**Supplied data:**

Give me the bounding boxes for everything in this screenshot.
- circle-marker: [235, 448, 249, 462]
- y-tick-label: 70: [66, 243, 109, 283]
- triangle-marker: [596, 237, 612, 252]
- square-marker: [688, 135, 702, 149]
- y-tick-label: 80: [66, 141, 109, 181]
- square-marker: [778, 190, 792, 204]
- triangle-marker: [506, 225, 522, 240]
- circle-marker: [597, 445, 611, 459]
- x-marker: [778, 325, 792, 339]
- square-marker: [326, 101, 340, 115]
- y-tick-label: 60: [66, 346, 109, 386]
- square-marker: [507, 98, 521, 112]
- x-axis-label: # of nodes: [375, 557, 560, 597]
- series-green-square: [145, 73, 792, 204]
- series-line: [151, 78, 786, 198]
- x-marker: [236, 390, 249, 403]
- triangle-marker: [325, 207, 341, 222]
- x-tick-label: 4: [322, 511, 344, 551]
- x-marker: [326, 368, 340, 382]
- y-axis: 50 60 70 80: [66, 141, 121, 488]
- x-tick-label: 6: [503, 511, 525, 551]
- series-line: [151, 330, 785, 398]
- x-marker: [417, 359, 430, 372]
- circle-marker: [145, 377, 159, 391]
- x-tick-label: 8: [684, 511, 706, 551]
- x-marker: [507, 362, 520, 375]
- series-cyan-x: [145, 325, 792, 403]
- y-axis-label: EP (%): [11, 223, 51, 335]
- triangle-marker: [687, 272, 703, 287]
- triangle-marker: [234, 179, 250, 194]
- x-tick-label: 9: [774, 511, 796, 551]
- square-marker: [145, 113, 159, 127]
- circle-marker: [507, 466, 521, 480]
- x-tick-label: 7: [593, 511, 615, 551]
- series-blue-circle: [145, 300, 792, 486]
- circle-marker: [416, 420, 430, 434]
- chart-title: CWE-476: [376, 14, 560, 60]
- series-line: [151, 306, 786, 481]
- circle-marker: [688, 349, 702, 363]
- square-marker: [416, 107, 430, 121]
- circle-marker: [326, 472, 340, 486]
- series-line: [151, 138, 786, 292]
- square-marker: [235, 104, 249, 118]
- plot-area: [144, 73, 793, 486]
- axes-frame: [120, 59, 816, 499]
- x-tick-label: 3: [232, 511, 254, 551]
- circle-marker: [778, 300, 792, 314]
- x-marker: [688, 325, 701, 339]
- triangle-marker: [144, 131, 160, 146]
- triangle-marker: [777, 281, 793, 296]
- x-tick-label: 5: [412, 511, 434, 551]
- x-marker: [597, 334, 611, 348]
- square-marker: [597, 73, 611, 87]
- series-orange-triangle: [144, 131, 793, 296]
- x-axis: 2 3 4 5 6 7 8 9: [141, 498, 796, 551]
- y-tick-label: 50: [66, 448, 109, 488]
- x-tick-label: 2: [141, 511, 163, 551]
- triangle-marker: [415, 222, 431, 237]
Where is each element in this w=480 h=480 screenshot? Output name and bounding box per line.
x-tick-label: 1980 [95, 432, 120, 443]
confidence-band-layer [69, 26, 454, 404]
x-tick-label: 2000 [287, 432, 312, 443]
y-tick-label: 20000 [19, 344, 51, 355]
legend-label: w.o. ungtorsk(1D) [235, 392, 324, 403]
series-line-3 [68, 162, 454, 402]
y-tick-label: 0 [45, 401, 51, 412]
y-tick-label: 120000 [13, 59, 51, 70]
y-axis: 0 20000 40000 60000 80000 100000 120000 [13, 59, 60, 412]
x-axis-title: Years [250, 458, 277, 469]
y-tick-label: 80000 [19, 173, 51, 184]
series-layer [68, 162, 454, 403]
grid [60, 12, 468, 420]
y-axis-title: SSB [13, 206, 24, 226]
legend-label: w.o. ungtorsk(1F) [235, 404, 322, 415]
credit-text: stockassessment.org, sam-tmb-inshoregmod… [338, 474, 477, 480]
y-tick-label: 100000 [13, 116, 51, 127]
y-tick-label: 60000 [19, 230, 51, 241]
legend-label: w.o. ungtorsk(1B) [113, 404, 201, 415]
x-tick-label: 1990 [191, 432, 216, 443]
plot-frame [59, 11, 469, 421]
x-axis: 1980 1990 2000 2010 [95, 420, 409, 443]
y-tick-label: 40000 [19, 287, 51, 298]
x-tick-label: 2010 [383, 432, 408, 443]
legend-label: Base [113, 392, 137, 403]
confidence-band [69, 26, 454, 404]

**Request:**
Edit the listing from its first line to the line with "- x-tick-label: 7: [593, 511, 615, 551]", replacing "x-marker" with "cross-marker" and keeping everything else the same. Return only those lines.

**Output of the exercise:**
Give me the bounding boxes for everything in this screenshot.
- circle-marker: [235, 448, 249, 462]
- y-tick-label: 70: [66, 243, 109, 283]
- triangle-marker: [596, 237, 612, 252]
- square-marker: [688, 135, 702, 149]
- y-tick-label: 80: [66, 141, 109, 181]
- square-marker: [778, 190, 792, 204]
- triangle-marker: [506, 225, 522, 240]
- circle-marker: [597, 445, 611, 459]
- cross-marker: [778, 325, 792, 339]
- square-marker: [326, 101, 340, 115]
- y-tick-label: 60: [66, 346, 109, 386]
- square-marker: [507, 98, 521, 112]
- x-axis-label: # of nodes: [375, 557, 560, 597]
- series-green-square: [145, 73, 792, 204]
- series-line: [151, 78, 786, 198]
- cross-marker: [236, 390, 249, 403]
- triangle-marker: [325, 207, 341, 222]
- x-tick-label: 4: [322, 511, 344, 551]
- cross-marker: [326, 368, 340, 382]
- y-axis: 50 60 70 80: [66, 141, 121, 488]
- x-tick-label: 6: [503, 511, 525, 551]
- series-line: [151, 330, 785, 398]
- cross-marker: [417, 359, 430, 372]
- circle-marker: [145, 377, 159, 391]
- x-tick-label: 8: [684, 511, 706, 551]
- cross-marker: [507, 362, 520, 375]
- series-cyan-x: [145, 325, 792, 403]
- y-axis-label: EP (%): [11, 223, 51, 335]
- triangle-marker: [687, 272, 703, 287]
- triangle-marker: [234, 179, 250, 194]
- x-tick-label: 9: [774, 511, 796, 551]
- square-marker: [145, 113, 159, 127]
- circle-marker: [507, 466, 521, 480]
- x-tick-label: 7: [593, 511, 615, 551]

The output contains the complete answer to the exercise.